▸ Your goal
Using the material below, copy every line where "Recent" appears.

┌────────

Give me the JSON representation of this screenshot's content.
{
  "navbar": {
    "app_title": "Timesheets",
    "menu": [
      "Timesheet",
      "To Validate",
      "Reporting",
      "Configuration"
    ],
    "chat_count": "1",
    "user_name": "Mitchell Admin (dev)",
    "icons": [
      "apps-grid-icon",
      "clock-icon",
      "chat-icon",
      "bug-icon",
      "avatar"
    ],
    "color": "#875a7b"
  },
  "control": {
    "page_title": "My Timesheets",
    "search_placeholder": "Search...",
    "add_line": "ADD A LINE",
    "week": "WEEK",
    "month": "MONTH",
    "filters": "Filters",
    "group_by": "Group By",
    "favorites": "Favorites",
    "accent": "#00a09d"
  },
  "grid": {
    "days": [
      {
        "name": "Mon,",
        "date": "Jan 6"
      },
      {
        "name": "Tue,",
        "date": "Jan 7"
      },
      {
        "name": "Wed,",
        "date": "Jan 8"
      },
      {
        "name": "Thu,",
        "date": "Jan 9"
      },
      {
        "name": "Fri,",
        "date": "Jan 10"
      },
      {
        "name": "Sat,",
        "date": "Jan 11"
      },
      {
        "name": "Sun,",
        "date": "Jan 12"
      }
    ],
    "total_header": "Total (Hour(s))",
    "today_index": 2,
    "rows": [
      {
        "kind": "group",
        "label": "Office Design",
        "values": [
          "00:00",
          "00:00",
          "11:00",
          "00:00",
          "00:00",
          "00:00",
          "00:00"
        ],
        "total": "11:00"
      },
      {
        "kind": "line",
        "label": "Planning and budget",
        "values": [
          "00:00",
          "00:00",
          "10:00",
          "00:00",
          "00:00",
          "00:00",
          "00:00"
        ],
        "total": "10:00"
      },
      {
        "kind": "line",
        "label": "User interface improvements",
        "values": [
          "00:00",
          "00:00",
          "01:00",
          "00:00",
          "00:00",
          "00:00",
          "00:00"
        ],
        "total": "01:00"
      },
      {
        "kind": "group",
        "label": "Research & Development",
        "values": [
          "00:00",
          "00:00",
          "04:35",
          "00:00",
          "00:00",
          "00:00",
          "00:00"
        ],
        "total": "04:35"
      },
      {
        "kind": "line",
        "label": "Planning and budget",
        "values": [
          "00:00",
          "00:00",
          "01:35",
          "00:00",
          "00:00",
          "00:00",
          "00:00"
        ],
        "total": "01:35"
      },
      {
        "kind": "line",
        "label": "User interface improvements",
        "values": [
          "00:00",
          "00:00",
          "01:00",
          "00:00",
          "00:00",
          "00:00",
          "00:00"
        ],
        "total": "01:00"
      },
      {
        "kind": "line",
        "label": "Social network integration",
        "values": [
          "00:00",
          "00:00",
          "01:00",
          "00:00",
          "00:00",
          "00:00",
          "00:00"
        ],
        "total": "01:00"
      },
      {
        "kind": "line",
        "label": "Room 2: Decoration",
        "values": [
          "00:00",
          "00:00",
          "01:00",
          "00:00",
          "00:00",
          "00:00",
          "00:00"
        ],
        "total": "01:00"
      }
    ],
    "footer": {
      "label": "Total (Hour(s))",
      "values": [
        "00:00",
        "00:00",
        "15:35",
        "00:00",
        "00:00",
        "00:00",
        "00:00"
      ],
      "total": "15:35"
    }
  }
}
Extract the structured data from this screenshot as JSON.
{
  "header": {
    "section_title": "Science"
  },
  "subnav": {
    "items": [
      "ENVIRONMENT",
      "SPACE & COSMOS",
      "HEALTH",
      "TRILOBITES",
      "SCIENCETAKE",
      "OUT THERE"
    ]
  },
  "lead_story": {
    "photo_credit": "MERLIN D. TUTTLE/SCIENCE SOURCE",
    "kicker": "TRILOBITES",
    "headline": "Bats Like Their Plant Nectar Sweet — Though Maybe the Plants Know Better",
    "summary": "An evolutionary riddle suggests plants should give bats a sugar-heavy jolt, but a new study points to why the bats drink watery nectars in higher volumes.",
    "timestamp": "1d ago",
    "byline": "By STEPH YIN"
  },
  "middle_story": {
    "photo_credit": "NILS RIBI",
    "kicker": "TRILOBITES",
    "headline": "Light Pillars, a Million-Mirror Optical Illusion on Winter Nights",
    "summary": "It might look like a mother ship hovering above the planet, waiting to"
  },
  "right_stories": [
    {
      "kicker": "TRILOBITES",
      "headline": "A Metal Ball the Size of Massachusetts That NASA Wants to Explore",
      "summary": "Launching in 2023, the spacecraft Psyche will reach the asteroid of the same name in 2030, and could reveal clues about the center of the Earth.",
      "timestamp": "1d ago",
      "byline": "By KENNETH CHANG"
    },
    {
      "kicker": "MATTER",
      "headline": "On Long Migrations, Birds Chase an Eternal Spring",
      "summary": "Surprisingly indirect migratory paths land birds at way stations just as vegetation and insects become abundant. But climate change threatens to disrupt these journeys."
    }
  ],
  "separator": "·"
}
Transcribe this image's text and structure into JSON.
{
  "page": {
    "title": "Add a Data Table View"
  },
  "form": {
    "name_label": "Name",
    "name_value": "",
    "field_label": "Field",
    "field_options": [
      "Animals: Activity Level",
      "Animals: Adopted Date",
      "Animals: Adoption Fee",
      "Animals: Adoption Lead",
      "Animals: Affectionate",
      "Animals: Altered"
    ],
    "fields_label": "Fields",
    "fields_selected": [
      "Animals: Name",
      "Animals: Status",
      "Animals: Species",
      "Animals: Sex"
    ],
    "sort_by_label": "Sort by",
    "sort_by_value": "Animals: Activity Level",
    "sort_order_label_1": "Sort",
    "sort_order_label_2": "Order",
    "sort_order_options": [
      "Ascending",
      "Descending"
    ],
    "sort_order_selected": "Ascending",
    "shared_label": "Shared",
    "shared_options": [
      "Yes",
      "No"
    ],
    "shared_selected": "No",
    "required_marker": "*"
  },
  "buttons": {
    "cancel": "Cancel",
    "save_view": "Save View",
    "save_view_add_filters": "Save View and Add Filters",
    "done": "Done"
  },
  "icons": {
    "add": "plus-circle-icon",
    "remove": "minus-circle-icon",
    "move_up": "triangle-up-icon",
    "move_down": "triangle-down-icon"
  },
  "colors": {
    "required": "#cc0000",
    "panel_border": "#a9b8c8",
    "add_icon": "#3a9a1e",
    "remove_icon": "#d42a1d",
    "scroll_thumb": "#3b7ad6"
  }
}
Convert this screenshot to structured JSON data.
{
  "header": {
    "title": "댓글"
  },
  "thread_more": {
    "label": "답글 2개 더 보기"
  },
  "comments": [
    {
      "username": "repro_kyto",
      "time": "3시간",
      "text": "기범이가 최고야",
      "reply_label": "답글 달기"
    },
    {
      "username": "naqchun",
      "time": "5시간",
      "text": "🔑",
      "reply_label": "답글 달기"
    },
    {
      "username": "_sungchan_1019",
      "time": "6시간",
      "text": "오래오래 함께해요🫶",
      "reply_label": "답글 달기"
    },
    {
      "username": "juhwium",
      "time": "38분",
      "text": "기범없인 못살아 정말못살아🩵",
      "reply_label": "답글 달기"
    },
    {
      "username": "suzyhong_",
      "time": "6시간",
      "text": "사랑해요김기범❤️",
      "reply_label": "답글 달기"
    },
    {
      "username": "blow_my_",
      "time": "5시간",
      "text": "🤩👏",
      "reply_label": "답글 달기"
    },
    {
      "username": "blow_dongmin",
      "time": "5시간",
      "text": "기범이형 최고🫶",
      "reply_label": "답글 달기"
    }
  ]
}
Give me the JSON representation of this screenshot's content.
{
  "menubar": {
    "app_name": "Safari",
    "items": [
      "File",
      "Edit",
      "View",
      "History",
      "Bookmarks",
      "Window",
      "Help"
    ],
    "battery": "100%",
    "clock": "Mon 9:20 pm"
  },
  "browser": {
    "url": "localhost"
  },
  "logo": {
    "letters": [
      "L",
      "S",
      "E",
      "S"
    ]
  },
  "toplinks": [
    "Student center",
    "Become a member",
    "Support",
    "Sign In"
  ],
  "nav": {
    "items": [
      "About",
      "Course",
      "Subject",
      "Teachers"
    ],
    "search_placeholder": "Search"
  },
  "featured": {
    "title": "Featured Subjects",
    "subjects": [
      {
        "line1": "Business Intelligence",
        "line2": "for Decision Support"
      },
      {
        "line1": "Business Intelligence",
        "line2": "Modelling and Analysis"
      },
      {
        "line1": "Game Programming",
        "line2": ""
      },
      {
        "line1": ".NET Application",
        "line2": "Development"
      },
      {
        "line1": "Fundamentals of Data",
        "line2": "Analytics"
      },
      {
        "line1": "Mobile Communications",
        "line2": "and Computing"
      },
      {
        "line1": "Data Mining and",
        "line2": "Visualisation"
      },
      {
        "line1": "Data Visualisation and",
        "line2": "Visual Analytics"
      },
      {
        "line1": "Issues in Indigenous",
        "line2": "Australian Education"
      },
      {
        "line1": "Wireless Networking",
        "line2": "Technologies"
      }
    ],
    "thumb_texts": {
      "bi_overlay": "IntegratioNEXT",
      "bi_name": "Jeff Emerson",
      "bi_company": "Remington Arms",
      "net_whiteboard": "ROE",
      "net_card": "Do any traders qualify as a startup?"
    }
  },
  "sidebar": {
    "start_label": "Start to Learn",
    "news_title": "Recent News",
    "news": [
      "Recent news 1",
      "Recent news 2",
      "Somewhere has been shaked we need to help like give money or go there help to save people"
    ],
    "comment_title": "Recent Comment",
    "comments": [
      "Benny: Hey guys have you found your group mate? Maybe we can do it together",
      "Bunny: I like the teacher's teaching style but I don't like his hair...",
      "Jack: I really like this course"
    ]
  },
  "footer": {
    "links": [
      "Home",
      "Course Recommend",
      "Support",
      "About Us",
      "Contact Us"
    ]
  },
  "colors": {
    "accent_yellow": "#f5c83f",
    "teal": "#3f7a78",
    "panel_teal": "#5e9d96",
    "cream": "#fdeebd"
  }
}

└────────

▸ Reply to the task
    "news_title": "Recent News",
      "Recent news 1",
      "Recent news 2",
    "comment_title": "Recent Comment",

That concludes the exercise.